§ GOAL OF THE EXERCISE
Give the number of lines in the listing below that include the word "JSON", with nothing more.

§ MATERIALS PROVIDED
** START **
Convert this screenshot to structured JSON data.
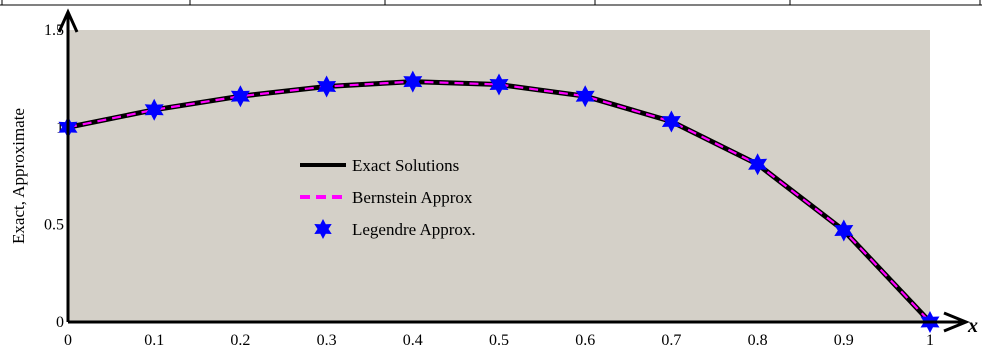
{
  "chart_data": {
    "type": "line",
    "xlabel": "x",
    "ylabel": "Exact, Approximate",
    "xlim": [
      0,
      1
    ],
    "ylim": [
      0,
      1.5
    ],
    "x_ticks": [
      "0",
      "0.1",
      "0.2",
      "0.3",
      "0.4",
      "0.5",
      "0.6",
      "0.7",
      "0.8",
      "0.9",
      "1"
    ],
    "y_ticks": [
      "0",
      "0.5",
      "1",
      "1.5"
    ],
    "legend_position": "center-left",
    "background_color": "#d4d0c8",
    "x": [
      0,
      0.1,
      0.2,
      0.3,
      0.4,
      0.5,
      0.6,
      0.7,
      0.8,
      0.9,
      1
    ],
    "series": [
      {
        "name": "Exact Solutions",
        "color": "#000000",
        "style": "solid",
        "values": [
          1.0,
          1.09,
          1.16,
          1.21,
          1.235,
          1.22,
          1.16,
          1.03,
          0.81,
          0.47,
          0.0
        ]
      },
      {
        "name": "Bernstein Approx",
        "color": "#ff00ff",
        "style": "dashed",
        "values": [
          1.0,
          1.09,
          1.16,
          1.21,
          1.235,
          1.22,
          1.16,
          1.03,
          0.81,
          0.47,
          0.0
        ]
      },
      {
        "name": "Legendre Approx.",
        "color": "#0000ff",
        "style": "star-markers",
        "values": [
          1.0,
          1.09,
          1.16,
          1.21,
          1.235,
          1.22,
          1.16,
          1.03,
          0.81,
          0.47,
          0.0
        ]
      }
    ]
  }
}
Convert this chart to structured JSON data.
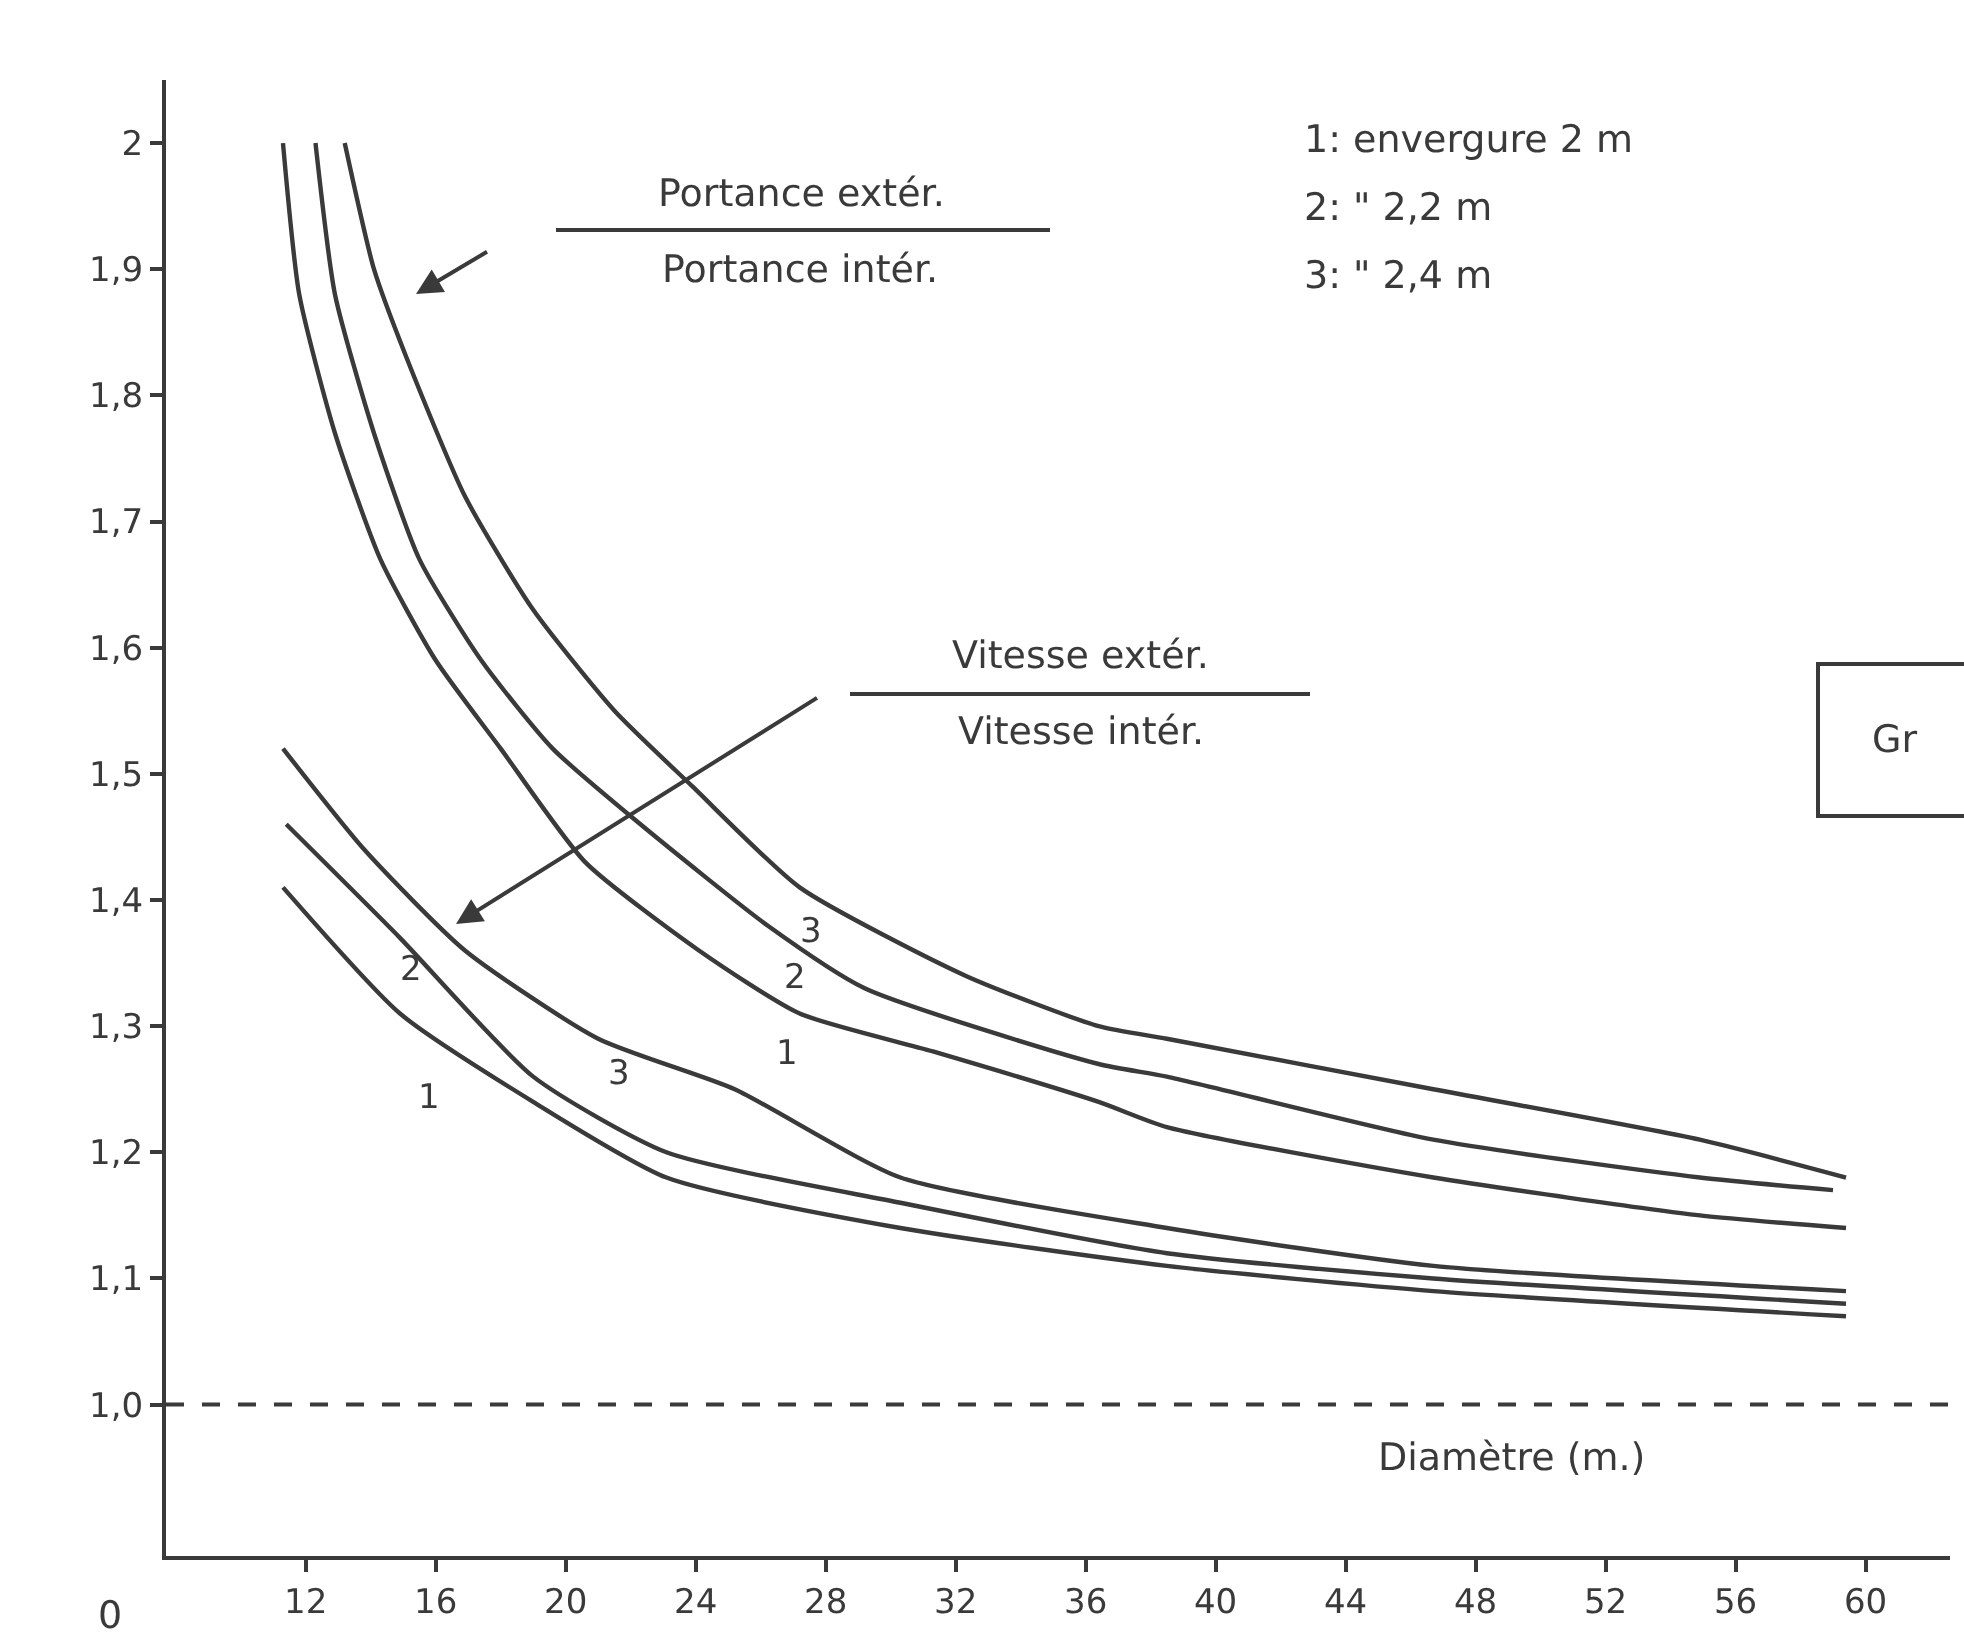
{
  "chart_data": {
    "type": "line",
    "xlabel": "Diamètre (m.)",
    "xlim": [
      7.7,
      62.6
    ],
    "xticks": [
      12,
      16,
      20,
      24,
      28,
      32,
      36,
      40,
      44,
      48,
      52,
      56,
      60
    ],
    "ylim": [
      0.88,
      2.05
    ],
    "yticks": [
      {
        "value": 1.0,
        "label": "1,0"
      },
      {
        "value": 1.1,
        "label": "1,1"
      },
      {
        "value": 1.2,
        "label": "1,2"
      },
      {
        "value": 1.3,
        "label": "1,3"
      },
      {
        "value": 1.4,
        "label": "1,4"
      },
      {
        "value": 1.5,
        "label": "1,5"
      },
      {
        "value": 1.6,
        "label": "1,6"
      },
      {
        "value": 1.7,
        "label": "1,7"
      },
      {
        "value": 1.8,
        "label": "1,8"
      },
      {
        "value": 1.9,
        "label": "1,9"
      },
      2
    ],
    "grid": false,
    "legend": false,
    "marker": "none",
    "line_style": "solid",
    "series": [
      {
        "name": "1",
        "color": "#3a3a3a",
        "x": [
          11.3,
          11.8,
          12.9,
          14.3,
          16.0,
          18.0,
          20.6,
          24.1,
          27.2,
          31.3,
          36.4,
          38.5,
          46.7,
          54.9,
          59.4
        ],
        "values": [
          2.0,
          1.88,
          1.77,
          1.67,
          1.59,
          1.52,
          1.43,
          1.36,
          1.31,
          1.28,
          1.24,
          1.22,
          1.18,
          1.15,
          1.14
        ]
      },
      {
        "name": "2",
        "color": "#3a3a3a",
        "x": [
          12.3,
          12.9,
          14.1,
          15.5,
          17.4,
          19.6,
          22.3,
          26.2,
          29.2,
          36.4,
          38.5,
          46.7,
          54.9,
          59.0
        ],
        "values": [
          2.0,
          1.88,
          1.77,
          1.67,
          1.59,
          1.52,
          1.46,
          1.38,
          1.33,
          1.27,
          1.26,
          1.21,
          1.18,
          1.17
        ]
      },
      {
        "name": "3",
        "color": "#3a3a3a",
        "x": [
          13.2,
          14.1,
          15.1,
          16.9,
          19.0,
          21.5,
          23.9,
          27.2,
          32.3,
          36.4,
          38.5,
          46.7,
          54.9,
          59.4
        ],
        "values": [
          2.0,
          1.9,
          1.83,
          1.72,
          1.63,
          1.55,
          1.49,
          1.41,
          1.34,
          1.3,
          1.29,
          1.25,
          1.21,
          1.18
        ]
      },
      {
        "name": "1",
        "color": "#3a3a3a",
        "x": [
          11.3,
          14.9,
          19.0,
          23.1,
          30.3,
          38.5,
          46.7,
          59.4
        ],
        "values": [
          1.41,
          1.31,
          1.24,
          1.18,
          1.14,
          1.11,
          1.09,
          1.07
        ]
      },
      {
        "name": "2",
        "color": "#3a3a3a",
        "x": [
          11.4,
          14.9,
          19.0,
          23.1,
          30.3,
          38.5,
          46.7,
          59.4
        ],
        "values": [
          1.46,
          1.37,
          1.26,
          1.2,
          1.16,
          1.12,
          1.1,
          1.08
        ]
      },
      {
        "name": "3",
        "color": "#3a3a3a",
        "x": [
          11.3,
          13.8,
          16.9,
          21.0,
          25.2,
          30.3,
          38.5,
          46.7,
          59.4
        ],
        "values": [
          1.52,
          1.44,
          1.36,
          1.29,
          1.25,
          1.18,
          1.14,
          1.11,
          1.09
        ]
      }
    ],
    "ref_lines": [
      {
        "axis": "y",
        "value": 1.0,
        "color": "#3a3a3a",
        "line_style": "dashed"
      }
    ],
    "annotations": [
      "Portance extér.",
      "Portance intér.",
      "Vitesse extér.",
      "Vitesse intér.",
      "1: envergure 2 m",
      "2: \" 2,2 m",
      "3: \" 2,4 m",
      "0",
      "Gr"
    ]
  }
}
** END **
§ FULL SOLUTION
2